*Task prompt*
Copy out every line of the listing below word for word, with nothing altered.

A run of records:
··········

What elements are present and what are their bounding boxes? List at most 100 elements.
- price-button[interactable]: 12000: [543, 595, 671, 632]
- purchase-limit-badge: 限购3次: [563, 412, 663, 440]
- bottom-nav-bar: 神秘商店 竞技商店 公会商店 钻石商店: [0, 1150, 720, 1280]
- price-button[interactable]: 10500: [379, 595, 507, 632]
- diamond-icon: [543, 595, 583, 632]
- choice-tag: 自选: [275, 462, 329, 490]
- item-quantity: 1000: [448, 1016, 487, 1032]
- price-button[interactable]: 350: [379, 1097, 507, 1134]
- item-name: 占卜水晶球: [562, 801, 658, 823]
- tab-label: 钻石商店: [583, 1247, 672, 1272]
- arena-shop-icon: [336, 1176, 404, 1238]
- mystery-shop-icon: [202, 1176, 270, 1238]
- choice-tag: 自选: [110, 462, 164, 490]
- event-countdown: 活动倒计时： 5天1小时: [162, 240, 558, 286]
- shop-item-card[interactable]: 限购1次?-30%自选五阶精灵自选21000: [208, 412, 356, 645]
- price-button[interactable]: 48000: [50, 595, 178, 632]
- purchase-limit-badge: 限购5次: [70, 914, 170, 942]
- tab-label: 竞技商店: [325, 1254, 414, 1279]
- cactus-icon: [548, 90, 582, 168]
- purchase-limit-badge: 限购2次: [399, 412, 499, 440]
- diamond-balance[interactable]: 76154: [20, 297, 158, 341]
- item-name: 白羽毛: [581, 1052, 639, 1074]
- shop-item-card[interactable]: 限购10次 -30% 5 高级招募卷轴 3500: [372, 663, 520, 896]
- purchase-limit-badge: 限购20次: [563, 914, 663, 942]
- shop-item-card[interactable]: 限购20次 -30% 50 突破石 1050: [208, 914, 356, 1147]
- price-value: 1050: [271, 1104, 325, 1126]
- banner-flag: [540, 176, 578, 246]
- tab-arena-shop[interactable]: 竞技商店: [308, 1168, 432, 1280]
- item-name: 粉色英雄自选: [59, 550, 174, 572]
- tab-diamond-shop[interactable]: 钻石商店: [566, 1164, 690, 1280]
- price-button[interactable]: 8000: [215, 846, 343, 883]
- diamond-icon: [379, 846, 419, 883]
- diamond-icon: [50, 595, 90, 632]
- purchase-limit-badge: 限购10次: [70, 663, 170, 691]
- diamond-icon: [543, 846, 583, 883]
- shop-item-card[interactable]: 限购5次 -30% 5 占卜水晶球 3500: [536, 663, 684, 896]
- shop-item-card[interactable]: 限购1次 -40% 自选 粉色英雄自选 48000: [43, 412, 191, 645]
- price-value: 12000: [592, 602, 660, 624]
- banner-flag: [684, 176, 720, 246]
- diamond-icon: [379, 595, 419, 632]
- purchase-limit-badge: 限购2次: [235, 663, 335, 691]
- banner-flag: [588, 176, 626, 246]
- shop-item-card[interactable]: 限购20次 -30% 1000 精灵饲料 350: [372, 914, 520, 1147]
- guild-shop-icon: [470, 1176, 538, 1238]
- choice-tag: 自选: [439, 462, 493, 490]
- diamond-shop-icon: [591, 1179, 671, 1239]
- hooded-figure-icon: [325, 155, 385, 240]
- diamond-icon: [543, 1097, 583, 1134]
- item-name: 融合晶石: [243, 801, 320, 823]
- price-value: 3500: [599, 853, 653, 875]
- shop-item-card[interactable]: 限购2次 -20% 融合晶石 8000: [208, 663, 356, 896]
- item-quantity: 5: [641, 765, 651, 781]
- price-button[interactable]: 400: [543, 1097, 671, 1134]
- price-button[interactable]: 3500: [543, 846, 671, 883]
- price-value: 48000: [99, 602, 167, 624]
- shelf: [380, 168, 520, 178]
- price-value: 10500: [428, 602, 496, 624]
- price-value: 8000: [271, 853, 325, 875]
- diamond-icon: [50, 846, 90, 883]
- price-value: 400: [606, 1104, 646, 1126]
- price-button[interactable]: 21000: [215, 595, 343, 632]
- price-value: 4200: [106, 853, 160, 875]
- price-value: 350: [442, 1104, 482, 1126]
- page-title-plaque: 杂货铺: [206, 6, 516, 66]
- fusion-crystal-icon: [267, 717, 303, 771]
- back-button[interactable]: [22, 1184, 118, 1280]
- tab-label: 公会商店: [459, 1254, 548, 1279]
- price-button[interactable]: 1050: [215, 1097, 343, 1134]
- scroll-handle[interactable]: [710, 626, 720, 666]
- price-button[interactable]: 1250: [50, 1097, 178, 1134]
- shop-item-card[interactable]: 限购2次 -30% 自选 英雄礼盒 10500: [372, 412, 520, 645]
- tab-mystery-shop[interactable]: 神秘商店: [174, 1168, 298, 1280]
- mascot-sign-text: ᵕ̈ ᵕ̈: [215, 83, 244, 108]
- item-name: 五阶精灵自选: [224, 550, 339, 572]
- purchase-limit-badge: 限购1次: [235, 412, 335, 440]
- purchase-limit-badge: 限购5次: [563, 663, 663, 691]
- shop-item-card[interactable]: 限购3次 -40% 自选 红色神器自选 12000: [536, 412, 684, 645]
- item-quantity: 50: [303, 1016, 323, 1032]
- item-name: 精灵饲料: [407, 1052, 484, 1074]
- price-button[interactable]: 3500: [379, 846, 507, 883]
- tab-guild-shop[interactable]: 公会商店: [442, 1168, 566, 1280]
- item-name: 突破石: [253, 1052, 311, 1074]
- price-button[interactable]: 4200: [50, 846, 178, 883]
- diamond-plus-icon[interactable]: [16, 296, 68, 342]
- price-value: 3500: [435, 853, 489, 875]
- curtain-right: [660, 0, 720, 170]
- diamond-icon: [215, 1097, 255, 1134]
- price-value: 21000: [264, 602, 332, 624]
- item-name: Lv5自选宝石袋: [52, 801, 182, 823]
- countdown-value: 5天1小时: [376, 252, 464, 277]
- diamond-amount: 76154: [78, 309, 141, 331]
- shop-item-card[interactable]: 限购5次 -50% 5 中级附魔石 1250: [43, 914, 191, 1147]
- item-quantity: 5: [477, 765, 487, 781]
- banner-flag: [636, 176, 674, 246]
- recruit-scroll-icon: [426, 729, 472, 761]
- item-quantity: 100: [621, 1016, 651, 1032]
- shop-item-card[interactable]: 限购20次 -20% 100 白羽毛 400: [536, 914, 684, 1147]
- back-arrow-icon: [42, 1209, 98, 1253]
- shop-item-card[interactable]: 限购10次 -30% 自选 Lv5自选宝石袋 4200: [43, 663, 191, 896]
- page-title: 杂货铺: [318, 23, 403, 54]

··········

*Task answer*
What elements are present and what are their bounding boxes? List at most 100 elements.
- price-button[interactable]: 12000: [543, 595, 671, 632]
- purchase-limit-badge: 限购3次: [563, 412, 663, 440]
- bottom-nav-bar: 神秘商店 竞技商店 公会商店 钻石商店: [0, 1150, 720, 1280]
- price-button[interactable]: 10500: [379, 595, 507, 632]
- diamond-icon: [543, 595, 583, 632]
- choice-tag: 自选: [275, 462, 329, 490]
- item-quantity: 1000: [448, 1016, 487, 1032]
- price-button[interactable]: 350: [379, 1097, 507, 1134]
- item-name: 占卜水晶球: [562, 801, 658, 823]
- tab-label: 钻石商店: [583, 1247, 672, 1272]
- arena-shop-icon: [336, 1176, 404, 1238]
- mystery-shop-icon: [202, 1176, 270, 1238]
- choice-tag: 自选: [110, 462, 164, 490]
- event-countdown: 活动倒计时： 5天1小时: [162, 240, 558, 286]
- shop-item-card[interactable]: 限购1次?-30%自选五阶精灵自选21000: [208, 412, 356, 645]
- price-button[interactable]: 48000: [50, 595, 178, 632]
- purchase-limit-badge: 限购5次: [70, 914, 170, 942]
- tab-label: 竞技商店: [325, 1254, 414, 1279]
- cactus-icon: [548, 90, 582, 168]
- purchase-limit-badge: 限购2次: [399, 412, 499, 440]
- diamond-balance[interactable]: 76154: [20, 297, 158, 341]
- item-name: 白羽毛: [581, 1052, 639, 1074]
- shop-item-card[interactable]: 限购10次 -30% 5 高级招募卷轴 3500: [372, 663, 520, 896]
- purchase-limit-badge: 限购20次: [563, 914, 663, 942]
- shop-item-card[interactable]: 限购20次 -30% 50 突破石 1050: [208, 914, 356, 1147]
- price-value: 1050: [271, 1104, 325, 1126]
- banner-flag: [540, 176, 578, 246]
- tab-arena-shop[interactable]: 竞技商店: [308, 1168, 432, 1280]
- item-name: 粉色英雄自选: [59, 550, 174, 572]
- tab-diamond-shop[interactable]: 钻石商店: [566, 1164, 690, 1280]
- price-button[interactable]: 8000: [215, 846, 343, 883]
- diamond-icon: [379, 846, 419, 883]
- diamond-icon: [50, 595, 90, 632]
- purchase-limit-badge: 限购10次: [70, 663, 170, 691]
- diamond-icon: [543, 846, 583, 883]
- shop-item-card[interactable]: 限购5次 -30% 5 占卜水晶球 3500: [536, 663, 684, 896]
- shop-item-card[interactable]: 限购1次 -40% 自选 粉色英雄自选 48000: [43, 412, 191, 645]
- price-value: 12000: [592, 602, 660, 624]
- banner-flag: [684, 176, 720, 246]
- diamond-icon: [379, 595, 419, 632]
- purchase-limit-badge: 限购2次: [235, 663, 335, 691]
- banner-flag: [588, 176, 626, 246]
- shop-item-card[interactable]: 限购20次 -30% 1000 精灵饲料 350: [372, 914, 520, 1147]
- guild-shop-icon: [470, 1176, 538, 1238]
- choice-tag: 自选: [439, 462, 493, 490]
- diamond-shop-icon: [591, 1179, 671, 1239]
- hooded-figure-icon: [325, 155, 385, 240]
- diamond-icon: [543, 1097, 583, 1134]
- item-name: 融合晶石: [243, 801, 320, 823]
- price-value: 3500: [599, 853, 653, 875]
- shop-item-card[interactable]: 限购2次 -20% 融合晶石 8000: [208, 663, 356, 896]
- item-quantity: 5: [641, 765, 651, 781]
- price-button[interactable]: 400: [543, 1097, 671, 1134]
- price-button[interactable]: 3500: [543, 846, 671, 883]
- price-value: 48000: [99, 602, 167, 624]
- shelf: [380, 168, 520, 178]
- price-value: 10500: [428, 602, 496, 624]
- price-value: 8000: [271, 853, 325, 875]
- diamond-icon: [50, 846, 90, 883]
- price-value: 400: [606, 1104, 646, 1126]
- price-button[interactable]: 21000: [215, 595, 343, 632]
- price-value: 4200: [106, 853, 160, 875]
- price-value: 350: [442, 1104, 482, 1126]
- page-title-plaque: 杂货铺: [206, 6, 516, 66]
- fusion-crystal-icon: [267, 717, 303, 771]
- back-button[interactable]: [22, 1184, 118, 1280]
- tab-label: 公会商店: [459, 1254, 548, 1279]
- price-button[interactable]: 1050: [215, 1097, 343, 1134]
- scroll-handle[interactable]: [710, 626, 720, 666]
- price-button[interactable]: 1250: [50, 1097, 178, 1134]
- shop-item-card[interactable]: 限购2次 -30% 自选 英雄礼盒 10500: [372, 412, 520, 645]
- tab-mystery-shop[interactable]: 神秘商店: [174, 1168, 298, 1280]
- mascot-sign-text: ᵕ̈ ᵕ̈: [215, 83, 244, 108]
- item-name: 五阶精灵自选: [224, 550, 339, 572]
- purchase-limit-badge: 限购1次: [235, 412, 335, 440]
- purchase-limit-badge: 限购5次: [563, 663, 663, 691]
- shop-item-card[interactable]: 限购3次 -40% 自选 红色神器自选 12000: [536, 412, 684, 645]
- item-quantity: 50: [303, 1016, 323, 1032]
- item-name: 精灵饲料: [407, 1052, 484, 1074]
- price-button[interactable]: 3500: [379, 846, 507, 883]
- tab-guild-shop[interactable]: 公会商店: [442, 1168, 566, 1280]
- item-name: 突破石: [253, 1052, 311, 1074]
- price-button[interactable]: 4200: [50, 846, 178, 883]
- diamond-plus-icon[interactable]: [16, 296, 68, 342]
- price-value: 3500: [435, 853, 489, 875]
- curtain-right: [660, 0, 720, 170]
- diamond-icon: [215, 1097, 255, 1134]
- price-value: 21000: [264, 602, 332, 624]
- item-name: Lv5自选宝石袋: [52, 801, 182, 823]
- countdown-value: 5天1小时: [376, 252, 464, 277]
- diamond-amount: 76154: [78, 309, 141, 331]
- shop-item-card[interactable]: 限购5次 -50% 5 中级附魔石 1250: [43, 914, 191, 1147]
- item-quantity: 5: [477, 765, 487, 781]
- banner-flag: [636, 176, 674, 246]
- recruit-scroll-icon: [426, 729, 472, 761]
- item-quantity: 100: [621, 1016, 651, 1032]
- shop-item-card[interactable]: 限购20次 -20% 100 白羽毛 400: [536, 914, 684, 1147]
- back-arrow-icon: [42, 1209, 98, 1253]
- shop-item-card[interactable]: 限购10次 -30% 自选 Lv5自选宝石袋 4200: [43, 663, 191, 896]
- page-title: 杂货铺: [318, 23, 403, 54]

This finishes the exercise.